> [Materials provided]:
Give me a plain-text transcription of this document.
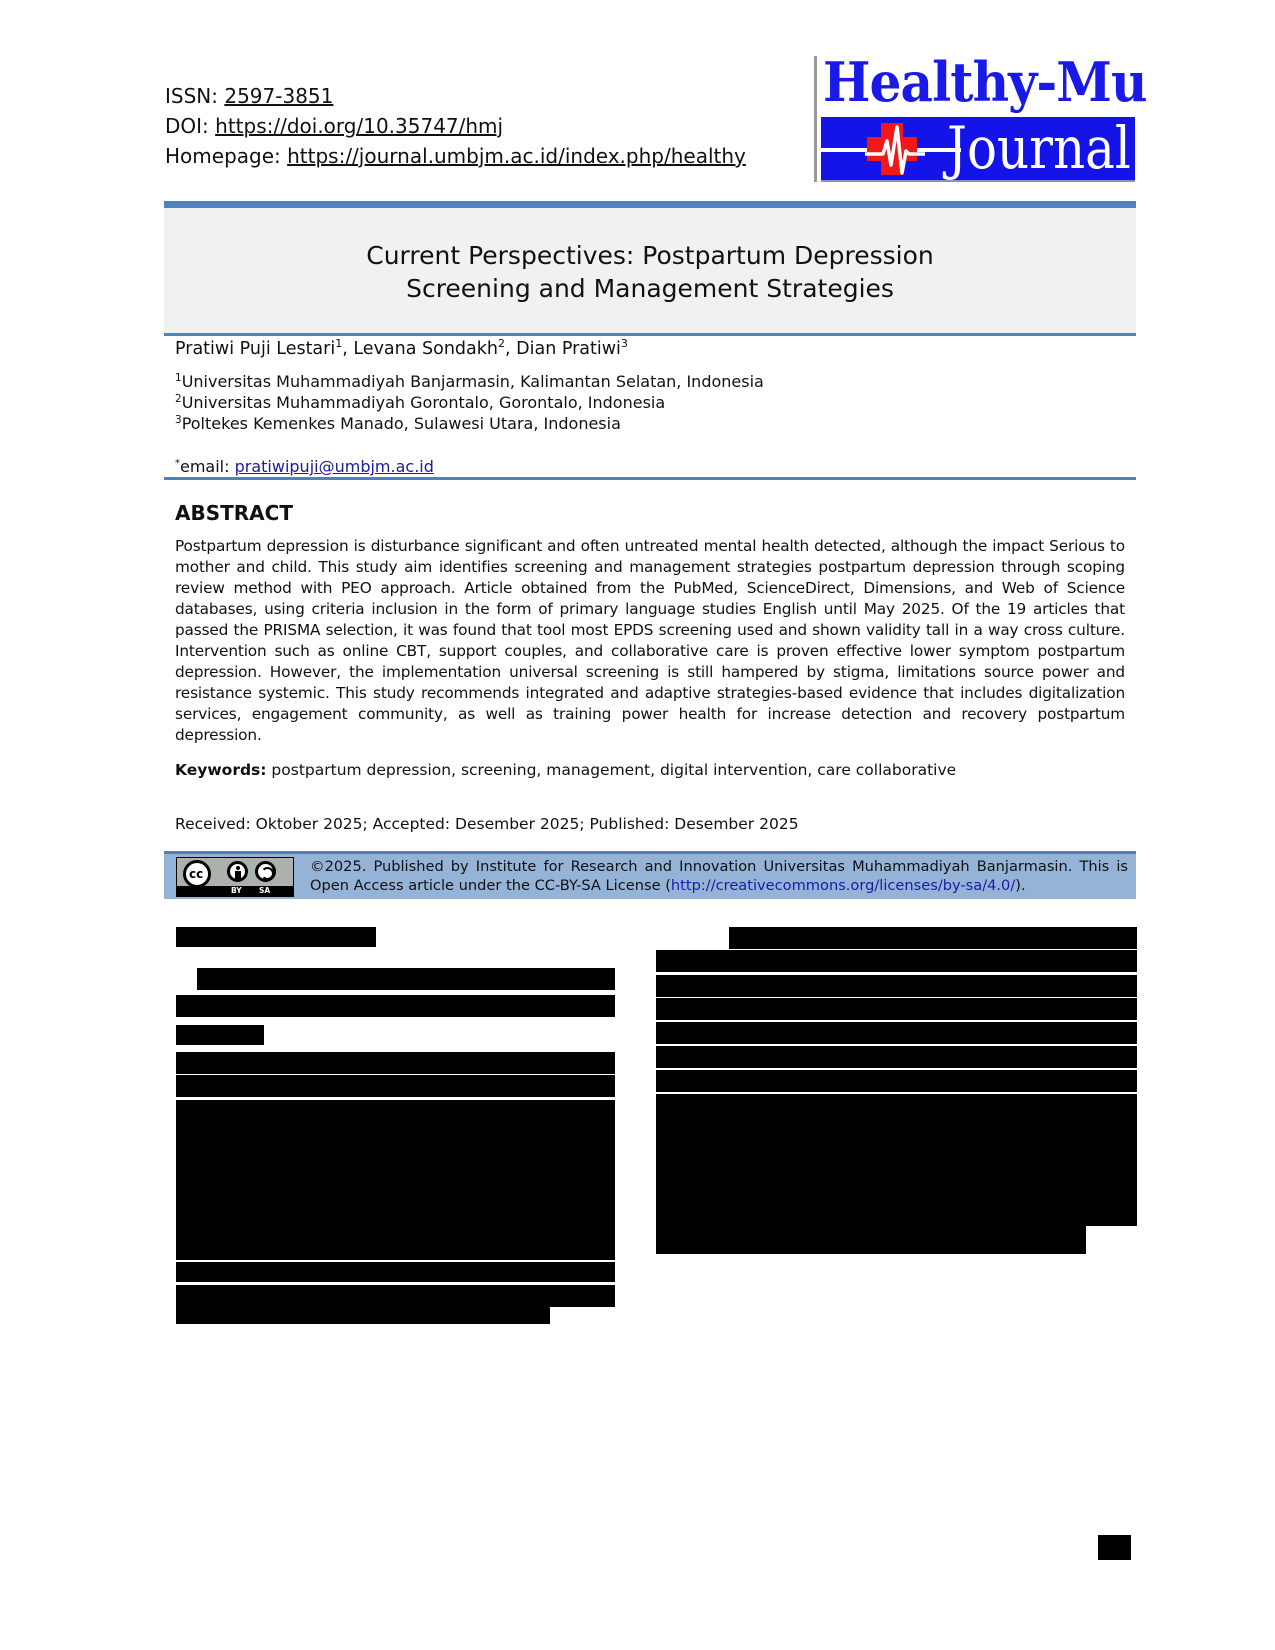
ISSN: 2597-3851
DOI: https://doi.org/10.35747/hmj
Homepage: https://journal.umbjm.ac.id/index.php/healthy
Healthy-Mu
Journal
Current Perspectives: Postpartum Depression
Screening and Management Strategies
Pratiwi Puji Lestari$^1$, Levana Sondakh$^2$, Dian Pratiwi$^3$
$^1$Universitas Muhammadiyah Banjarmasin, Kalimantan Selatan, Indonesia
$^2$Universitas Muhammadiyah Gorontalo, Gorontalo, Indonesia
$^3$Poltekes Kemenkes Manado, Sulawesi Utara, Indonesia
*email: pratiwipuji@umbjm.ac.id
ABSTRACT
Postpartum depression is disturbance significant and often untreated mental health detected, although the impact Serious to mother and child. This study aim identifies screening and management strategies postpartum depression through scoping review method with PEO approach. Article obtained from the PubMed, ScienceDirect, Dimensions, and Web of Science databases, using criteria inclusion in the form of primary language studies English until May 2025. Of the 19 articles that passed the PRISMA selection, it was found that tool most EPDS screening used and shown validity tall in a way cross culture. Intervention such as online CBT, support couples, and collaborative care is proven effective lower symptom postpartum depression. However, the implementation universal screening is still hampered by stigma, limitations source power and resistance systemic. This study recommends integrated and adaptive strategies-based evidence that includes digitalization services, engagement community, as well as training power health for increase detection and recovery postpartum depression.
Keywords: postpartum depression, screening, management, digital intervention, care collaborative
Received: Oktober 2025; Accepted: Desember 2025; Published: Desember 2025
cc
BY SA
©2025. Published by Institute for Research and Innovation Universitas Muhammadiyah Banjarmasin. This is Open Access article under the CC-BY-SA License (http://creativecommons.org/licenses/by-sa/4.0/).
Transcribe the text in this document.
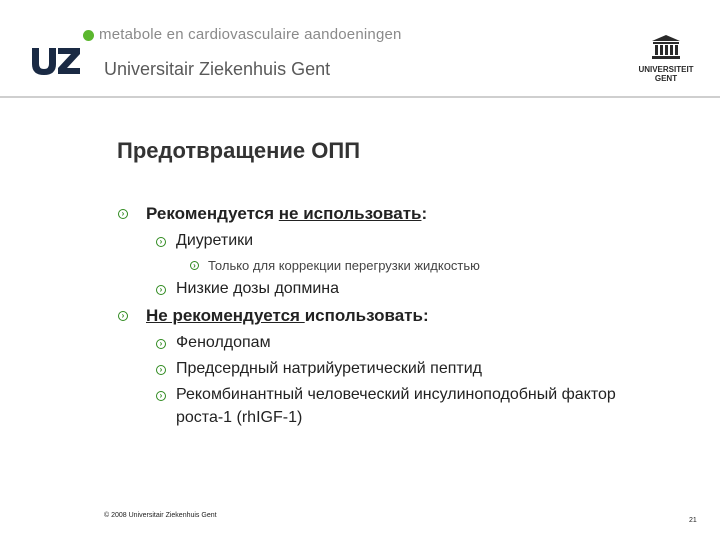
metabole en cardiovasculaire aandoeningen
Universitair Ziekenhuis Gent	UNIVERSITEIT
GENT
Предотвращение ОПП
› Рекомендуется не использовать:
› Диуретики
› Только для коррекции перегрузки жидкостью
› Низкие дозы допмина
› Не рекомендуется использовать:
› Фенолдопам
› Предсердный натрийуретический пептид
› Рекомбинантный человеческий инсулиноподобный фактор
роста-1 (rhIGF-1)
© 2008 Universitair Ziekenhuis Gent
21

> [What you have to do]: Search the records above for "Universitair". Copy each line where it is found.

> [Solution for this problem]:
Universitair Ziekenhuis Gent	UNIVERSITEIT
© 2008 Universitair Ziekenhuis Gent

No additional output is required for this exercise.